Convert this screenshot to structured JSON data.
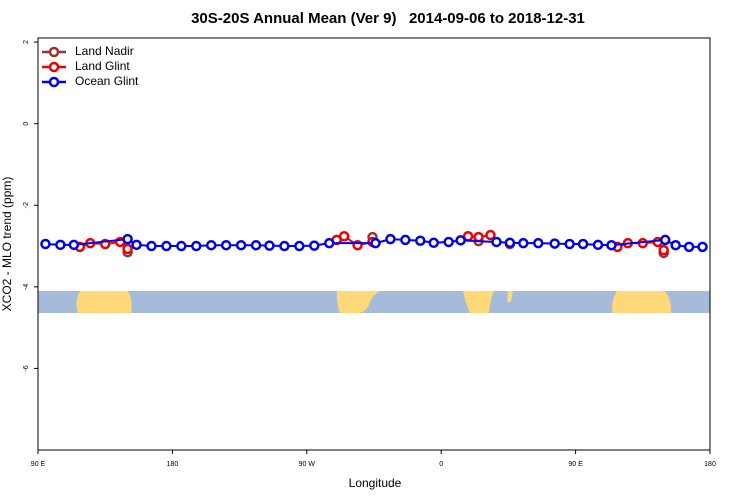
{
  "chart_data": {
    "type": "line",
    "title": "30S-20S Annual Mean (Ver 9)   2014-09-06 to 2018-12-31",
    "x_label": "Longitude",
    "y_label": "XCO2 - MLO trend (ppm)",
    "xlim": [
      90,
      540
    ],
    "xticks": [
      {
        "value": 90,
        "label": "90 E"
      },
      {
        "value": 180,
        "label": "180"
      },
      {
        "value": 270,
        "label": "90 W"
      },
      {
        "value": 360,
        "label": "0"
      },
      {
        "value": 450,
        "label": "90 E"
      },
      {
        "value": 540,
        "label": "180"
      }
    ],
    "ylim": [
      -8,
      2.1
    ],
    "yticks": [
      2,
      0,
      -2,
      -4,
      -6
    ],
    "legend": "top-left",
    "series": [
      {
        "name": "Land Nadir",
        "color": "#993333",
        "x": [
          150,
          null,
          314,
          null,
          385,
          null,
          406,
          null,
          509
        ],
        "values": [
          -3.15,
          null,
          -2.78,
          null,
          -2.88,
          null,
          -2.95,
          null,
          -3.17
        ]
      },
      {
        "name": "Land Glint",
        "color": "#ee0000",
        "x": [
          118,
          125,
          135,
          145,
          null,
          150,
          null,
          290,
          295,
          304,
          314,
          null,
          378,
          385,
          393,
          null,
          478,
          485,
          495,
          505,
          509
        ],
        "values": [
          -3.02,
          -2.93,
          -2.95,
          -2.9,
          null,
          -3.07,
          null,
          -2.85,
          -2.76,
          -2.98,
          -2.9,
          null,
          -2.76,
          -2.78,
          -2.73,
          null,
          -3.02,
          -2.93,
          -2.93,
          -2.9,
          -3.1
        ]
      },
      {
        "name": "Ocean Glint",
        "color": "#0000ee",
        "x": [
          95,
          105,
          114,
          150,
          156,
          166,
          176,
          186,
          196,
          206,
          216,
          226,
          236,
          245,
          255,
          265,
          275,
          285,
          316,
          326,
          336,
          346,
          355,
          365,
          373,
          397,
          406,
          415,
          425,
          436,
          446,
          455,
          465,
          474,
          510,
          517,
          526,
          535
        ],
        "values": [
          -2.95,
          -2.97,
          -2.97,
          -2.83,
          -2.97,
          -3.0,
          -3.0,
          -3.0,
          -3.0,
          -2.98,
          -2.98,
          -2.98,
          -2.98,
          -2.99,
          -3.0,
          -3.0,
          -2.99,
          -2.93,
          -2.93,
          -2.83,
          -2.85,
          -2.87,
          -2.92,
          -2.9,
          -2.86,
          -2.9,
          -2.92,
          -2.93,
          -2.93,
          -2.94,
          -2.95,
          -2.95,
          -2.97,
          -2.98,
          -2.85,
          -2.98,
          -3.02,
          -3.02
        ]
      }
    ]
  }
}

* TASK GOAL: Repeat all of the entries word for word, but omit the pictures.

* WRITTEN SOLUTION:
Convert this screenshot to structured JSON data.
{
  "chart_data": {
    "type": "line",
    "title": "30S-20S Annual Mean (Ver 9)   2014-09-06 to 2018-12-31",
    "x_label": "Longitude",
    "y_label": "XCO2 - MLO trend (ppm)",
    "xlim": [
      90,
      540
    ],
    "xticks": [
      {
        "value": 90,
        "label": "90 E"
      },
      {
        "value": 180,
        "label": "180"
      },
      {
        "value": 270,
        "label": "90 W"
      },
      {
        "value": 360,
        "label": "0"
      },
      {
        "value": 450,
        "label": "90 E"
      },
      {
        "value": 540,
        "label": "180"
      }
    ],
    "ylim": [
      -8,
      2.1
    ],
    "yticks": [
      2,
      0,
      -2,
      -4,
      -6
    ],
    "legend": "top-left",
    "series": [
      {
        "name": "Land Nadir",
        "color": "#993333",
        "x": [
          150,
          null,
          314,
          null,
          385,
          null,
          406,
          null,
          509
        ],
        "values": [
          -3.15,
          null,
          -2.78,
          null,
          -2.88,
          null,
          -2.95,
          null,
          -3.17
        ]
      },
      {
        "name": "Land Glint",
        "color": "#ee0000",
        "x": [
          118,
          125,
          135,
          145,
          null,
          150,
          null,
          290,
          295,
          304,
          314,
          null,
          378,
          385,
          393,
          null,
          478,
          485,
          495,
          505,
          509
        ],
        "values": [
          -3.02,
          -2.93,
          -2.95,
          -2.9,
          null,
          -3.07,
          null,
          -2.85,
          -2.76,
          -2.98,
          -2.9,
          null,
          -2.76,
          -2.78,
          -2.73,
          null,
          -3.02,
          -2.93,
          -2.93,
          -2.9,
          -3.1
        ]
      },
      {
        "name": "Ocean Glint",
        "color": "#0000ee",
        "x": [
          95,
          105,
          114,
          150,
          156,
          166,
          176,
          186,
          196,
          206,
          216,
          226,
          236,
          245,
          255,
          265,
          275,
          285,
          316,
          326,
          336,
          346,
          355,
          365,
          373,
          397,
          406,
          415,
          425,
          436,
          446,
          455,
          465,
          474,
          510,
          517,
          526,
          535
        ],
        "values": [
          -2.95,
          -2.97,
          -2.97,
          -2.83,
          -2.97,
          -3.0,
          -3.0,
          -3.0,
          -3.0,
          -2.98,
          -2.98,
          -2.98,
          -2.98,
          -2.99,
          -3.0,
          -3.0,
          -2.99,
          -2.93,
          -2.93,
          -2.83,
          -2.85,
          -2.87,
          -2.92,
          -2.9,
          -2.86,
          -2.9,
          -2.92,
          -2.93,
          -2.93,
          -2.94,
          -2.95,
          -2.95,
          -2.97,
          -2.98,
          -2.85,
          -2.98,
          -3.02,
          -3.02
        ]
      }
    ]
  }
}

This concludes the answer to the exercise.